Le programme d'un hôtel en site urbain est un formidable prétexte à la réflexion sur l'expérience -par le projet- des significations contemporaines complexes de l'architecture en tant qu'acte nécessaire, parfois brutal, toujours ambitieux. Il correspond à une demande réelle qui va en augmentant sur l'ensemble du globe. Tous, et de plus en plus, nous voyageons pour travailler, pour nous cultiver, pour nous reposer ou pour aller à la découverte de nouveaux mondes.
D'autre part, l'hôtel permet d'appréhender une série de couples d'oppositions ou de complémentarités qui doivent trouver des expressions architecturales et urbaines, à des niveaux de complexité différents. Par exemple, il est un havre de paix dans la frénésie du voyage, il représente le lieu mythique du repos du flâneur après ses débauches urbaines, il offre un toit au cyber-nomade, il accueille l'individu au sein du collectif de la ville, il propose de grands espaces communs et des cellules individuelles, il est classé par des étoiles à l'image de ses clients, à l'image des classes sociales.

__Matériel fourni__.

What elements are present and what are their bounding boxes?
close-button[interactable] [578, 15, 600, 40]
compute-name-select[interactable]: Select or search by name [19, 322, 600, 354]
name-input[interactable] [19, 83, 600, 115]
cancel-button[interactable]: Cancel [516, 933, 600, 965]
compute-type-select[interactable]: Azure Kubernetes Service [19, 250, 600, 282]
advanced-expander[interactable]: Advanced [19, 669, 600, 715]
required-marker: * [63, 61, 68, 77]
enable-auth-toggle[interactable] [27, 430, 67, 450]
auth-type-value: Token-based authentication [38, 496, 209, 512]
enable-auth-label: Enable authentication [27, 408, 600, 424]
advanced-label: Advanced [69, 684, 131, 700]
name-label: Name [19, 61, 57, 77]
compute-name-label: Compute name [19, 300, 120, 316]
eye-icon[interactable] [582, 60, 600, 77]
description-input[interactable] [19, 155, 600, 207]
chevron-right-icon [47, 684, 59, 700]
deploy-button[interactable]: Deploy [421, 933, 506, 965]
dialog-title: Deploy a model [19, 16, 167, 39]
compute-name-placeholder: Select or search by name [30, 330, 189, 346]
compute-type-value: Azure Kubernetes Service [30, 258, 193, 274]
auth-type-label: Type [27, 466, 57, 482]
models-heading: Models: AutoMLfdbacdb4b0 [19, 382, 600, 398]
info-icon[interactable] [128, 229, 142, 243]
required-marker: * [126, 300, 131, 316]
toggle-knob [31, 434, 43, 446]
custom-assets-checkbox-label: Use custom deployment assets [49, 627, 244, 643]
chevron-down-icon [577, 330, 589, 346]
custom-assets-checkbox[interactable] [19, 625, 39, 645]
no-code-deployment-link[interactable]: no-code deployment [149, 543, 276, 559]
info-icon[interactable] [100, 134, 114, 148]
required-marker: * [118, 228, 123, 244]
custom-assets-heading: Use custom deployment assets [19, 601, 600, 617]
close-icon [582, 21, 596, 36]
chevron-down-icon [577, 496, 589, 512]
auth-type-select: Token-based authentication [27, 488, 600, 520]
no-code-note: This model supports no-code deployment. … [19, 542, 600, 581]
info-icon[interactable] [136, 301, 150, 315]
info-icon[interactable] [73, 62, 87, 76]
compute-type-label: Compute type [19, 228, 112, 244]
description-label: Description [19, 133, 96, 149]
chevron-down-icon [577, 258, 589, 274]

__Explorer le matériel__.
1. Relevez toutes les raisons de voyager que cite le texte sur l'hôtel en site urbain.
2. Poursuivez, s'il vous plaît, le texte sur l'hôtel en site urbain à partir de sa dernière phrase.
Le matériel est indépendant du texte sur l'hôtel en site urbain.

__Réponses aux exercices__.
1. Pour travailler ; pour nous cultiver ; pour nous reposer ; pour aller à la découverte de nouveaux mondes.

2.
De l'extrême codification de la typologie de l'hôtel, jusqu'à son décor prédéterminé selon l'exploitant de la chaîne hôtelière, il offre aussi un lieu d'expérience caricatural de l'exercice de projet, enserré entre la réponse à une demande, et l'inventivité créatrice de l'architecte. Il confronte en permanence les questions du standard, celles de la répétition et celles de la singularité.